### GOAL OF THE EXERCISE
Revise the records below by replacing "screenshot" with "screen capture" and leaving everything else as it stands. Omit the pictures from your output.

Entries from a dataset:
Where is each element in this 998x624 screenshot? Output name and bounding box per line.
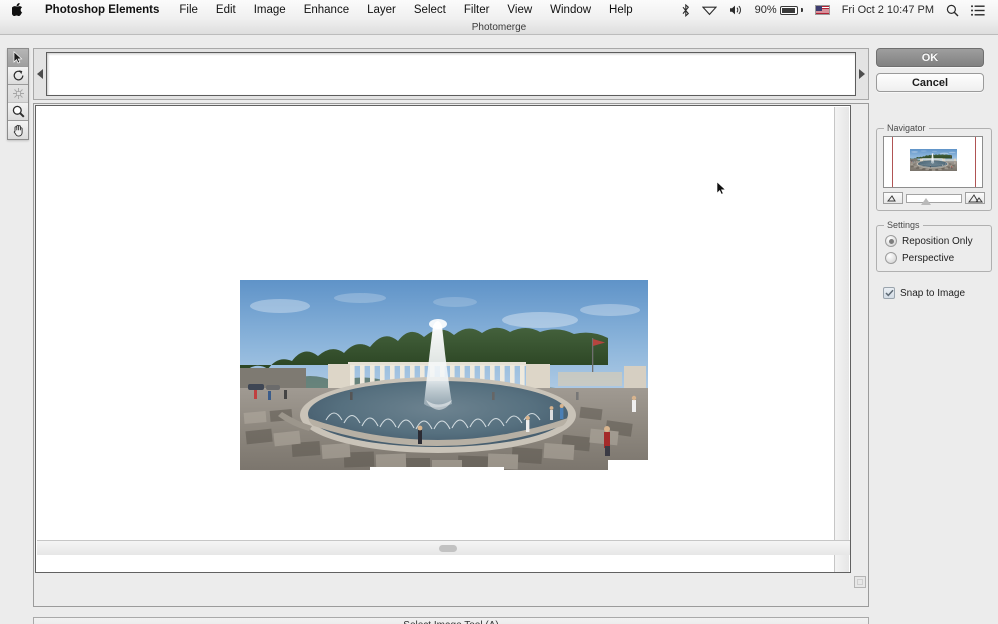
macos-menu-bar: Photoshop Elements File Edit Image Enhan…	[0, 0, 998, 21]
zoom-tool[interactable]	[8, 103, 28, 121]
ok-button[interactable]: OK	[876, 48, 984, 67]
navigator-thumbnail	[910, 149, 957, 171]
options-panel: OK Cancel Navigator Settings Reposition …	[876, 48, 992, 299]
search-icon[interactable]	[940, 4, 965, 17]
vertical-scrollbar[interactable]	[834, 107, 849, 572]
menu-enhance[interactable]: Enhance	[295, 4, 358, 16]
app-window: Photoshop Elements File Edit Image Enhan…	[0, 0, 998, 624]
menu-view[interactable]: View	[498, 4, 541, 16]
menu-file[interactable]: File	[170, 4, 207, 16]
horizontal-scrollbar[interactable]	[37, 540, 850, 555]
us-flag-icon[interactable]	[809, 5, 836, 15]
wifi-icon[interactable]	[696, 4, 723, 16]
menu-bar-clock[interactable]: Fri Oct 2 10:47 PM	[836, 4, 940, 16]
volume-icon[interactable]	[723, 4, 749, 16]
menu-edit[interactable]: Edit	[207, 4, 245, 16]
panorama-segment[interactable]	[364, 277, 509, 467]
large-mountain-icon[interactable]	[965, 192, 985, 204]
rotate-image-tool[interactable]	[8, 67, 28, 85]
resize-grip[interactable]	[854, 576, 866, 588]
navigator-title: Navigator	[884, 123, 929, 133]
settings-title: Settings	[884, 220, 923, 230]
hand-tool[interactable]	[8, 121, 28, 139]
lightbox-well[interactable]	[46, 52, 856, 96]
navigator-panel: Navigator	[876, 123, 992, 211]
menu-app-name[interactable]: Photoshop Elements	[34, 4, 170, 16]
zoom-slider-thumb[interactable]	[921, 197, 931, 205]
menu-layer[interactable]: Layer	[358, 4, 405, 16]
settings-option-perspective[interactable]: Perspective	[885, 252, 985, 264]
navigator-guide-left	[892, 137, 893, 187]
small-mountain-icon[interactable]	[883, 192, 903, 204]
checkmark-icon	[884, 289, 894, 297]
triangle-right-icon[interactable]	[856, 49, 868, 99]
page-title: Photomerge	[471, 21, 527, 33]
status-message: Select Image Tool (A)	[403, 620, 498, 624]
vanishing-point-tool	[8, 85, 28, 103]
radio-perspective-label: Perspective	[902, 252, 955, 264]
menu-help[interactable]: Help	[600, 4, 642, 16]
lightbox-strip	[33, 48, 869, 100]
scrollbar-thumb[interactable]	[439, 545, 457, 552]
bluetooth-icon[interactable]	[676, 3, 696, 17]
work-area	[33, 103, 869, 607]
list-icon[interactable]	[965, 4, 991, 16]
navigator-zoom-controls	[883, 192, 985, 205]
snap-to-image-checkbox[interactable]	[883, 287, 895, 299]
menu-image[interactable]: Image	[245, 4, 295, 16]
navigator-guide-right	[975, 137, 976, 187]
panorama-segment[interactable]	[566, 274, 648, 460]
menu-bar-status-area: 90% Fri Oct 2 10:47 PM	[676, 3, 998, 17]
panorama-composite[interactable]	[236, 274, 652, 474]
navigator-zoom-slider[interactable]	[906, 193, 962, 205]
menu-select[interactable]: Select	[405, 4, 455, 16]
battery-icon	[779, 5, 798, 15]
battery-status[interactable]: 90%	[749, 4, 809, 16]
menu-filter[interactable]: Filter	[455, 4, 499, 16]
triangle-left-icon[interactable]	[34, 49, 46, 99]
menu-window[interactable]: Window	[541, 4, 600, 16]
photomerge-dialog: Select Image Tool (A) OK Cancel Navigato…	[0, 35, 998, 624]
snap-to-image-label: Snap to Image	[900, 287, 966, 299]
radio-reposition-only[interactable]	[885, 235, 897, 247]
battery-cap	[800, 8, 803, 12]
cancel-button[interactable]: Cancel	[876, 73, 984, 92]
settings-panel: Settings Reposition Only Perspective	[876, 220, 992, 272]
panorama-segment[interactable]	[240, 280, 370, 470]
tool-palette	[7, 48, 29, 140]
photomerge-canvas[interactable]	[35, 105, 851, 573]
window-title-bar: Photomerge	[0, 20, 998, 35]
radio-perspective[interactable]	[885, 252, 897, 264]
snap-to-image-row[interactable]: Snap to Image	[883, 287, 992, 299]
battery-percent-label: 90%	[754, 4, 777, 16]
settings-option-reposition[interactable]: Reposition Only	[885, 235, 985, 247]
apple-logo-icon[interactable]	[0, 2, 34, 18]
status-bar: Select Image Tool (A)	[33, 617, 869, 624]
navigator-preview[interactable]	[883, 136, 983, 188]
select-image-tool[interactable]	[8, 49, 28, 67]
radio-reposition-only-label: Reposition Only	[902, 235, 973, 247]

### RESULT OF THIS EXERCISE
Where is each element in this 998x624 screen capture? Output name and bounding box per line.
macos-menu-bar: Photoshop Elements File Edit Image Enhan…	[0, 0, 998, 21]
zoom-tool[interactable]	[8, 103, 28, 121]
ok-button[interactable]: OK	[876, 48, 984, 67]
navigator-thumbnail	[910, 149, 957, 171]
options-panel: OK Cancel Navigator Settings Reposition …	[876, 48, 992, 299]
search-icon[interactable]	[940, 4, 965, 17]
vertical-scrollbar[interactable]	[834, 107, 849, 572]
menu-enhance[interactable]: Enhance	[295, 4, 358, 16]
app-window: Photoshop Elements File Edit Image Enhan…	[0, 0, 998, 624]
menu-view[interactable]: View	[498, 4, 541, 16]
menu-file[interactable]: File	[170, 4, 207, 16]
horizontal-scrollbar[interactable]	[37, 540, 850, 555]
us-flag-icon[interactable]	[809, 5, 836, 15]
wifi-icon[interactable]	[696, 4, 723, 16]
menu-bar-clock[interactable]: Fri Oct 2 10:47 PM	[836, 4, 940, 16]
volume-icon[interactable]	[723, 4, 749, 16]
menu-edit[interactable]: Edit	[207, 4, 245, 16]
panorama-segment[interactable]	[364, 277, 509, 467]
large-mountain-icon[interactable]	[965, 192, 985, 204]
rotate-image-tool[interactable]	[8, 67, 28, 85]
resize-grip[interactable]	[854, 576, 866, 588]
navigator-title: Navigator	[884, 123, 929, 133]
settings-title: Settings	[884, 220, 923, 230]
hand-tool[interactable]	[8, 121, 28, 139]
lightbox-well[interactable]	[46, 52, 856, 96]
navigator-panel: Navigator	[876, 123, 992, 211]
menu-app-name[interactable]: Photoshop Elements	[34, 4, 170, 16]
zoom-slider-thumb[interactable]	[921, 197, 931, 205]
menu-layer[interactable]: Layer	[358, 4, 405, 16]
settings-option-perspective[interactable]: Perspective	[885, 252, 985, 264]
navigator-guide-left	[892, 137, 893, 187]
small-mountain-icon[interactable]	[883, 192, 903, 204]
checkmark-icon	[884, 289, 894, 297]
triangle-right-icon[interactable]	[856, 49, 868, 99]
page-title: Photomerge	[471, 21, 527, 33]
status-message: Select Image Tool (A)	[403, 620, 498, 624]
vanishing-point-tool	[8, 85, 28, 103]
radio-perspective-label: Perspective	[902, 252, 955, 264]
menu-help[interactable]: Help	[600, 4, 642, 16]
lightbox-strip	[33, 48, 869, 100]
scrollbar-thumb[interactable]	[439, 545, 457, 552]
bluetooth-icon[interactable]	[676, 3, 696, 17]
work-area	[33, 103, 869, 607]
list-icon[interactable]	[965, 4, 991, 16]
navigator-zoom-controls	[883, 192, 985, 205]
snap-to-image-checkbox[interactable]	[883, 287, 895, 299]
menu-image[interactable]: Image	[245, 4, 295, 16]
navigator-guide-right	[975, 137, 976, 187]
panorama-segment[interactable]	[566, 274, 648, 460]
menu-bar-status-area: 90% Fri Oct 2 10:47 PM	[676, 3, 998, 17]
panorama-composite[interactable]	[236, 274, 652, 474]
navigator-zoom-slider[interactable]	[906, 193, 962, 205]
menu-select[interactable]: Select	[405, 4, 455, 16]
battery-icon	[779, 5, 798, 15]
battery-status[interactable]: 90%	[749, 4, 809, 16]
menu-filter[interactable]: Filter	[455, 4, 499, 16]
triangle-left-icon[interactable]	[34, 49, 46, 99]
menu-window[interactable]: Window	[541, 4, 600, 16]
photomerge-dialog: Select Image Tool (A) OK Cancel Navigato…	[0, 35, 998, 624]
snap-to-image-label: Snap to Image	[900, 287, 966, 299]
radio-reposition-only[interactable]	[885, 235, 897, 247]
battery-cap	[800, 8, 803, 12]
cancel-button[interactable]: Cancel	[876, 73, 984, 92]
settings-panel: Settings Reposition Only Perspective	[876, 220, 992, 272]
panorama-segment[interactable]	[240, 280, 370, 470]
tool-palette	[7, 48, 29, 140]
photomerge-canvas[interactable]	[35, 105, 851, 573]
window-title-bar: Photomerge	[0, 20, 998, 35]
radio-perspective[interactable]	[885, 252, 897, 264]
snap-to-image-row[interactable]: Snap to Image	[883, 287, 992, 299]
battery-percent-label: 90%	[754, 4, 777, 16]
settings-option-reposition[interactable]: Reposition Only	[885, 235, 985, 247]
apple-logo-icon[interactable]	[0, 2, 34, 18]
status-bar: Select Image Tool (A)	[33, 617, 869, 624]
navigator-preview[interactable]	[883, 136, 983, 188]
select-image-tool[interactable]	[8, 49, 28, 67]
radio-reposition-only-label: Reposition Only	[902, 235, 973, 247]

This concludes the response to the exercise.